◆ **Data lines**:
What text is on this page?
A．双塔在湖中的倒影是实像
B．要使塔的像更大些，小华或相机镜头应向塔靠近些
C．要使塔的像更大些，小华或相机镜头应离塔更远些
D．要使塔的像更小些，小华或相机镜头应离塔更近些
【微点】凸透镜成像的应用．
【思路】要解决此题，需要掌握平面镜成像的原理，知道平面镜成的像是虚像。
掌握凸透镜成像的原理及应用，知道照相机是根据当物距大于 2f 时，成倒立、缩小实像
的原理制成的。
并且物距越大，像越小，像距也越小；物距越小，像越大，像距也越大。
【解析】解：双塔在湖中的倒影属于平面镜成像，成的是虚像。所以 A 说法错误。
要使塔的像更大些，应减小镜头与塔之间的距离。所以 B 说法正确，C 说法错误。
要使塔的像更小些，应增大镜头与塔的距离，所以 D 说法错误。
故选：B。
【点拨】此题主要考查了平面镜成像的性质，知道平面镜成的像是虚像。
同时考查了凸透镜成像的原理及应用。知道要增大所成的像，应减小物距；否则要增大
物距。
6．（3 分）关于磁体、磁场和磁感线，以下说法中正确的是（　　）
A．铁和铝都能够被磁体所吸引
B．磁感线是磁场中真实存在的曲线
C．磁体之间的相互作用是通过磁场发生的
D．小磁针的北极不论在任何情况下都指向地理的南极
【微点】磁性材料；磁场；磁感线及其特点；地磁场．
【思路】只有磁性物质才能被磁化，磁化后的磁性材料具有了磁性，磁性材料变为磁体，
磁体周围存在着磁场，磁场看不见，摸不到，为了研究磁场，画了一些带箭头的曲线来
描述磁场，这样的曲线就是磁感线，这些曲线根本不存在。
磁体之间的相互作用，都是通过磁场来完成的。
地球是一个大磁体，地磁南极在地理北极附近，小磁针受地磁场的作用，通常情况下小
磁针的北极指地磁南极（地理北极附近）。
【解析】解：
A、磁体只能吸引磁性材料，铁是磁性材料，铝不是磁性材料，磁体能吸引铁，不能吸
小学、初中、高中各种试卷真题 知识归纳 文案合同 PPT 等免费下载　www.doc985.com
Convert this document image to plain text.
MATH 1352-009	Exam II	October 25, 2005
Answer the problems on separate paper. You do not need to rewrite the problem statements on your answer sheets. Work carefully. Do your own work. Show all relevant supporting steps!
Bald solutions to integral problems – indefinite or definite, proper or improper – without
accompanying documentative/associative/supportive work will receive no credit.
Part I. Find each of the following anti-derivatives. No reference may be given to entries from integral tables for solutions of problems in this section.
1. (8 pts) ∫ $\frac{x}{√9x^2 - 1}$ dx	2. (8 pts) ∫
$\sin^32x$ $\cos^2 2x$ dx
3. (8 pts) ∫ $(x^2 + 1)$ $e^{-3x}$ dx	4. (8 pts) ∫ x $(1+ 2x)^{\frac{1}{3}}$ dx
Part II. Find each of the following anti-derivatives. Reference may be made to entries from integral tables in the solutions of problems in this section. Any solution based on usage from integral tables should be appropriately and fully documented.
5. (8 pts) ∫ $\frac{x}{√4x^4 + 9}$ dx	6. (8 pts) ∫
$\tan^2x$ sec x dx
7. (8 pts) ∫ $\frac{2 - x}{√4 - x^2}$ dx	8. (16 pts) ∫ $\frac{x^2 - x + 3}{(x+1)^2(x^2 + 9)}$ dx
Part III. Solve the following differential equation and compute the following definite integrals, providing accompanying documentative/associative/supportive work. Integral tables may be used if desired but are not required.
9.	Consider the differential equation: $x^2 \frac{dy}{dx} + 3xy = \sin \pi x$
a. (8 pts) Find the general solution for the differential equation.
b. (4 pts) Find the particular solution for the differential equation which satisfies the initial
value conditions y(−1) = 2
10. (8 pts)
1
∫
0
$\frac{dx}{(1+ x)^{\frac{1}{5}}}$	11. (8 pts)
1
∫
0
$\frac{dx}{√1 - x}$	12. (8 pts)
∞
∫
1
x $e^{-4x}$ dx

==

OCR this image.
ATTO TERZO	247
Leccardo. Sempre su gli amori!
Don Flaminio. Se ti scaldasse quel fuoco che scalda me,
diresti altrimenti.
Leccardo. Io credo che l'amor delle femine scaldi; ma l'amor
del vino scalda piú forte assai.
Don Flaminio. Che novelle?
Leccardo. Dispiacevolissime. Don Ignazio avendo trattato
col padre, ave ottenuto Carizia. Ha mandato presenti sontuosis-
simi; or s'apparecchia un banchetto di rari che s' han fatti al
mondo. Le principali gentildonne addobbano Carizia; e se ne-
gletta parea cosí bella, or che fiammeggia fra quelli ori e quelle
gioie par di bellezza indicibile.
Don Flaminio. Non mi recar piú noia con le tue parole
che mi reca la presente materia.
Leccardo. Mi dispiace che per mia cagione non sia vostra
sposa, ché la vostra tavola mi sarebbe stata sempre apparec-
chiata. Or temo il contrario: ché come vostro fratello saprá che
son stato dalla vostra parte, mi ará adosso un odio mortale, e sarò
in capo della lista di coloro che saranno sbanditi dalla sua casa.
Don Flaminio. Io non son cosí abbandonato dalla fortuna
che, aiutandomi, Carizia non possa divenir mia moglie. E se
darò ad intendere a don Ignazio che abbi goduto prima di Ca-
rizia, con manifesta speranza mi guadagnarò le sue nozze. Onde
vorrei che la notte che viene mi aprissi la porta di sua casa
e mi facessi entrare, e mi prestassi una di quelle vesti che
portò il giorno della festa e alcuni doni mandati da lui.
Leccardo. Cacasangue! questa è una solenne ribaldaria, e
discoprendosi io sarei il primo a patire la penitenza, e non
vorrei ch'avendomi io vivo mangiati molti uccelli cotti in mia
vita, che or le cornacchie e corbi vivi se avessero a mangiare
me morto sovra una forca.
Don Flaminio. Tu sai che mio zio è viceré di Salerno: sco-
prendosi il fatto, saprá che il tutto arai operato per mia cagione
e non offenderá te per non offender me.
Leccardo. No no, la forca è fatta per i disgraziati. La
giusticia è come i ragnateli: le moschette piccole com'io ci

--

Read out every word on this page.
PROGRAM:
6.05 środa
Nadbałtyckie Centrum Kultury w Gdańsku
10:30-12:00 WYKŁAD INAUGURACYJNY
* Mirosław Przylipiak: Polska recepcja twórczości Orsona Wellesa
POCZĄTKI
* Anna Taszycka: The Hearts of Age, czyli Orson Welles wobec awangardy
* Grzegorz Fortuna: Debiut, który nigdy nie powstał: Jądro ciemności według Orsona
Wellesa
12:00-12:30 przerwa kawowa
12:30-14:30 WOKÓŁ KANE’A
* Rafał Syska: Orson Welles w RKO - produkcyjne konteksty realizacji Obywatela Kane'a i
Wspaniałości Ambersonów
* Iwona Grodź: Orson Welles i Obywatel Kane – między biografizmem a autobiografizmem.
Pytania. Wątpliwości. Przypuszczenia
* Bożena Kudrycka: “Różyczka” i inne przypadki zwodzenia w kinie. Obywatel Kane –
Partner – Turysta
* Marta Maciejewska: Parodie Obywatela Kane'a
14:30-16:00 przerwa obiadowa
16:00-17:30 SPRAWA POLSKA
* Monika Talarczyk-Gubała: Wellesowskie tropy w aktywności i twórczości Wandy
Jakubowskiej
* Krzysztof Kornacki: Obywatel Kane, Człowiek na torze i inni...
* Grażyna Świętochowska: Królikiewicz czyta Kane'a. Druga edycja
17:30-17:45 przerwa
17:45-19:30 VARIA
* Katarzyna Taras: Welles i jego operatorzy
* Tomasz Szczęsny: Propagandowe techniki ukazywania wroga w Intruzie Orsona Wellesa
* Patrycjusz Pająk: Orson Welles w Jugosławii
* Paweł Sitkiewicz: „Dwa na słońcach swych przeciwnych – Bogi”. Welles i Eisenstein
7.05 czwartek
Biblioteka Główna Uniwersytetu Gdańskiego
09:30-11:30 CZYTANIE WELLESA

◆ **Request**: How many lines of these entries contain "text"? Answer with the number and nothing else.

◆ **The response**: 2